Data records
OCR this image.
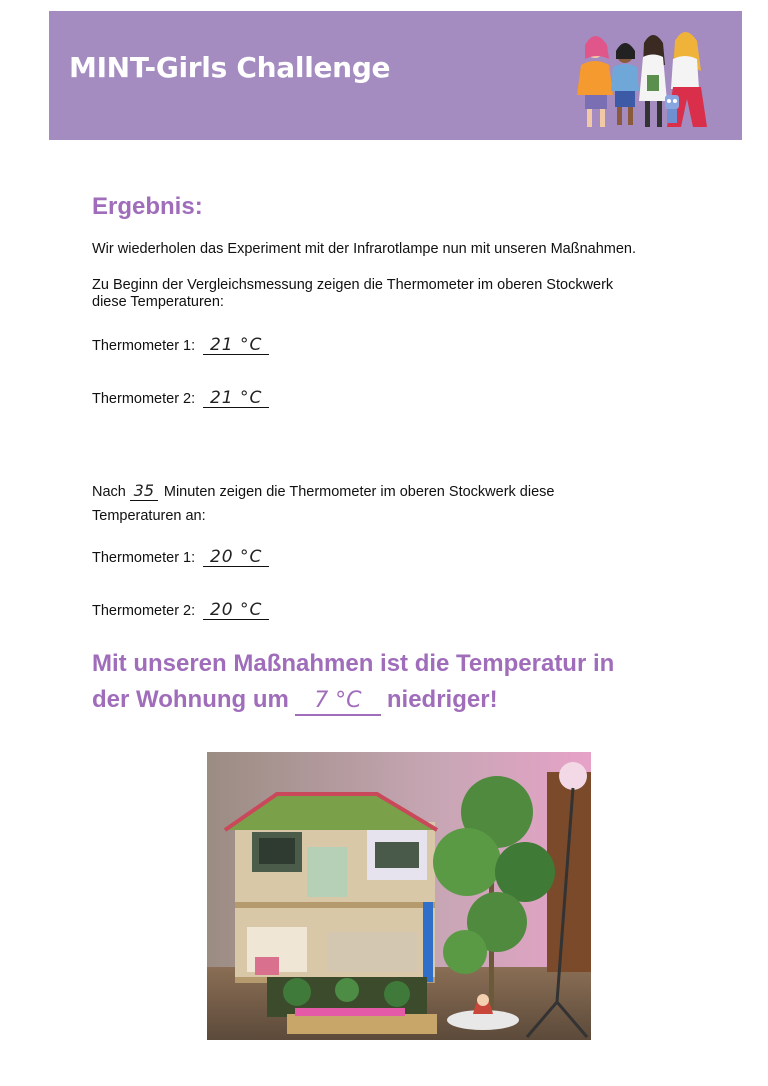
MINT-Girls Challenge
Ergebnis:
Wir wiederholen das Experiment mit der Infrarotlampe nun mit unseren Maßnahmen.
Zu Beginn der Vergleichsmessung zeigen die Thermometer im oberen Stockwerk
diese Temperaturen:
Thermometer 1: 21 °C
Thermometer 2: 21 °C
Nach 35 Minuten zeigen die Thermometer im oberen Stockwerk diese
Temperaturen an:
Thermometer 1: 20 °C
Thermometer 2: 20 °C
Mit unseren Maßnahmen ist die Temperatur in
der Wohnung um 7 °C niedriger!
--
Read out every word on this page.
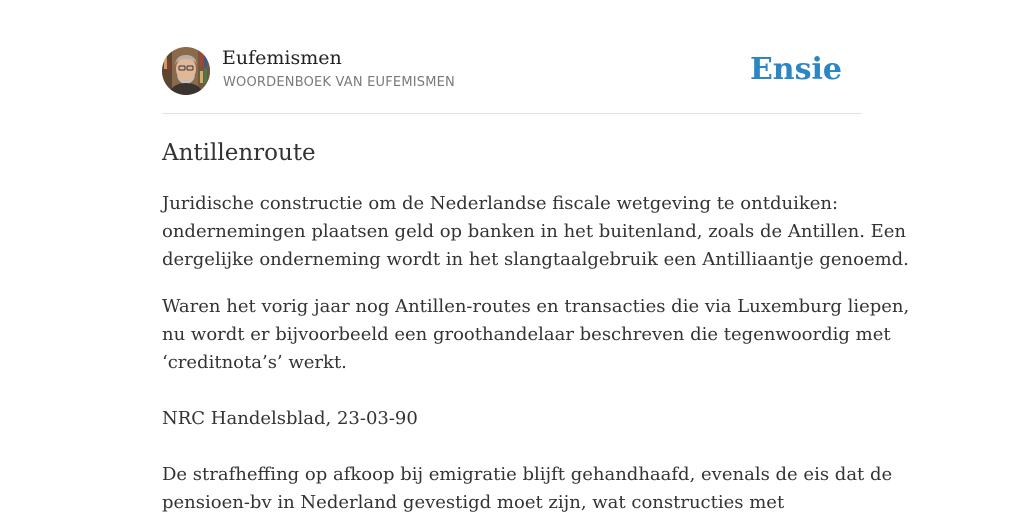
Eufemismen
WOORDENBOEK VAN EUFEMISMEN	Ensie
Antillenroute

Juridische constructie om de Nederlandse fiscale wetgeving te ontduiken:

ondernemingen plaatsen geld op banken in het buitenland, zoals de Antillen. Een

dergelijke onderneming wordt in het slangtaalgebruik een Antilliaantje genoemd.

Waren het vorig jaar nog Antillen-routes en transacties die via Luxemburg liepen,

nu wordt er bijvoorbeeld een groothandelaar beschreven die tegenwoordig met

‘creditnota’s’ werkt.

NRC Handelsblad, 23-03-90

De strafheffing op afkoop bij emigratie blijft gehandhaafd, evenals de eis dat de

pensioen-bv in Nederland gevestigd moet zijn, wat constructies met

__PROBLEM DETAILS__
Scan the listing above for the word "Temperaturen" and copy every line that holds it.

__COMPLETED EXERCISE__
diese Temperaturen:
Temperaturen an:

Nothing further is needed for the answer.